→ Required task: Repeat the records verbatim and leave the pictures out of your copy.

Records shown start

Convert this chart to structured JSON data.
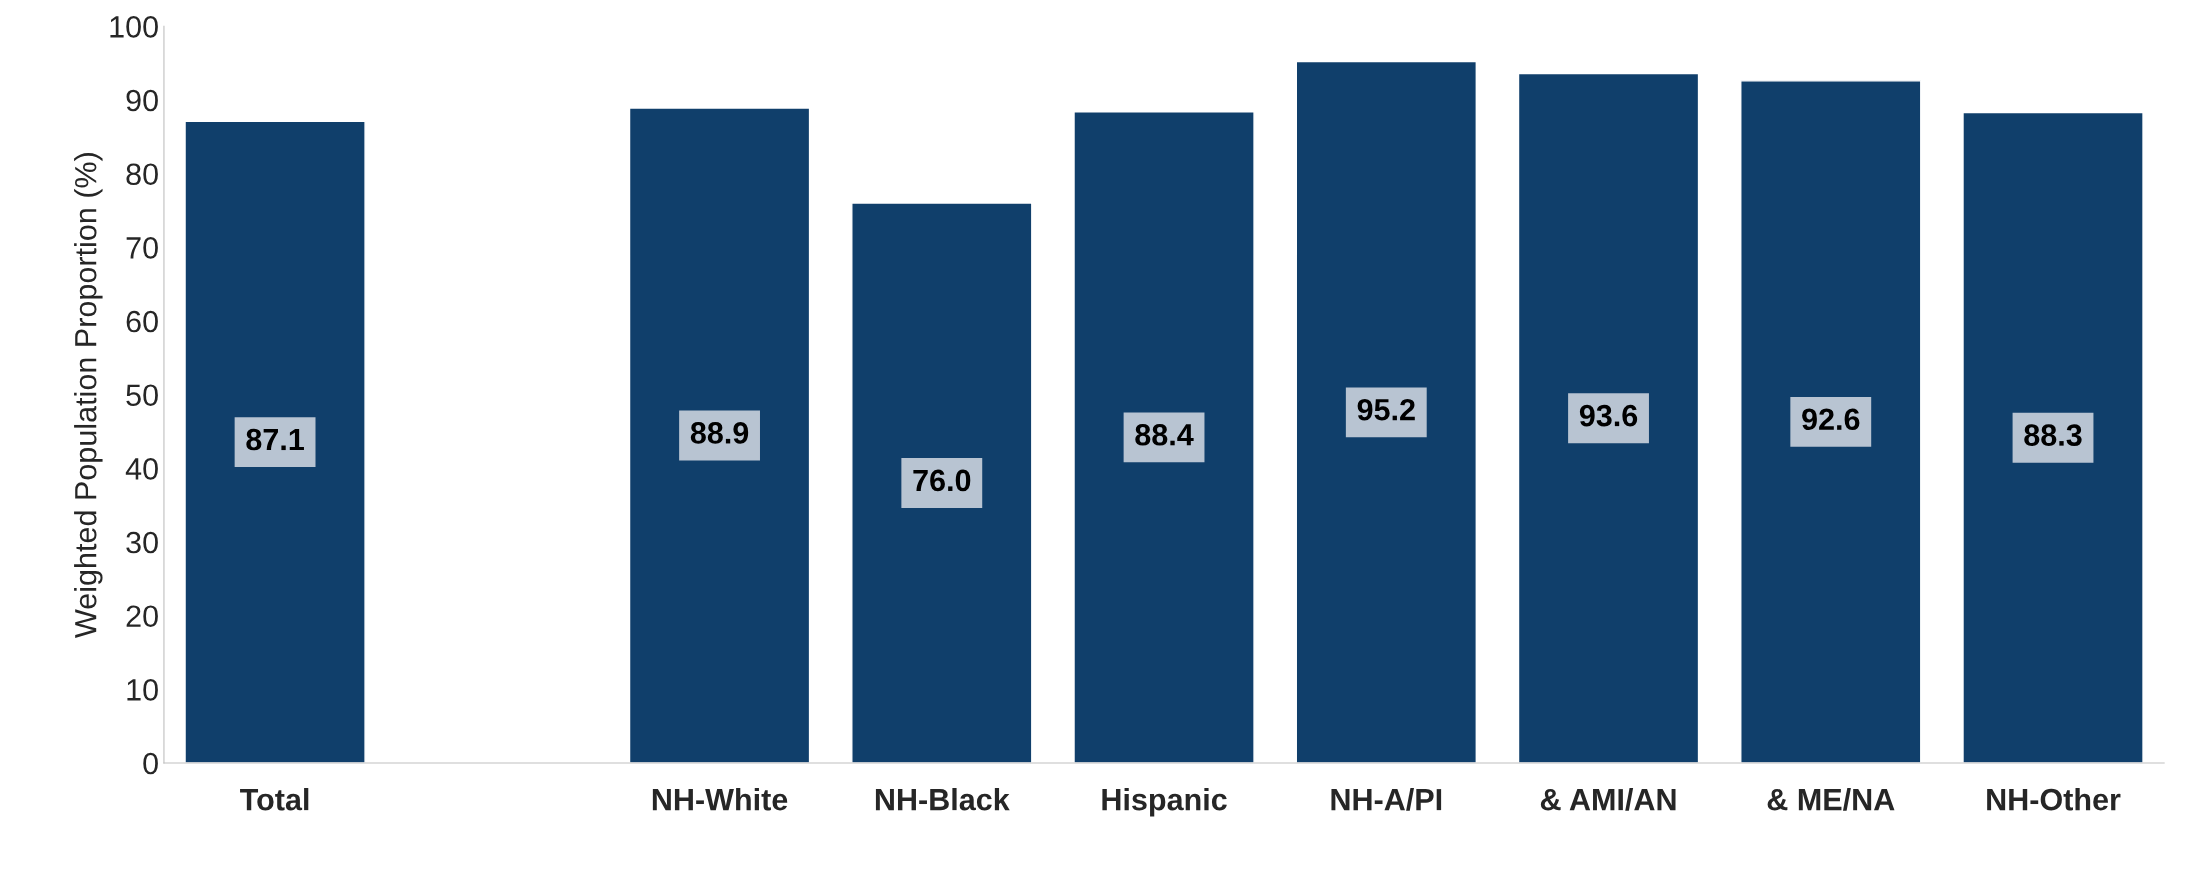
{
  "chart_data": {
    "type": "bar",
    "ylabel": "Weighted Population Proportion (%)",
    "categories": [
      "Total",
      null,
      "NH-White",
      "NH-Black",
      "Hispanic",
      "NH-A/PI",
      "& AMI/AN",
      "& ME/NA",
      "NH-Other"
    ],
    "values": [
      87.1,
      null,
      88.9,
      76.0,
      88.4,
      95.2,
      93.6,
      92.6,
      88.3
    ],
    "value_labels": [
      "87.1",
      null,
      "88.9",
      "76.0",
      "88.4",
      "95.2",
      "93.6",
      "92.6",
      "88.3"
    ],
    "color": "#103f6b",
    "ylim": [
      0,
      100
    ],
    "yticks": [
      0,
      10,
      20,
      30,
      40,
      50,
      60,
      70,
      80,
      90,
      100
    ],
    "grid": false,
    "legend": false
  }
}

Records shown end

→ In response:
Convert this chart to structured JSON data.
{
  "chart_data": {
    "type": "bar",
    "ylabel": "Weighted Population Proportion (%)",
    "categories": [
      "Total",
      null,
      "NH-White",
      "NH-Black",
      "Hispanic",
      "NH-A/PI",
      "& AMI/AN",
      "& ME/NA",
      "NH-Other"
    ],
    "values": [
      87.1,
      null,
      88.9,
      76.0,
      88.4,
      95.2,
      93.6,
      92.6,
      88.3
    ],
    "value_labels": [
      "87.1",
      null,
      "88.9",
      "76.0",
      "88.4",
      "95.2",
      "93.6",
      "92.6",
      "88.3"
    ],
    "color": "#103f6b",
    "ylim": [
      0,
      100
    ],
    "yticks": [
      0,
      10,
      20,
      30,
      40,
      50,
      60,
      70,
      80,
      90,
      100
    ],
    "grid": false,
    "legend": false
  }
}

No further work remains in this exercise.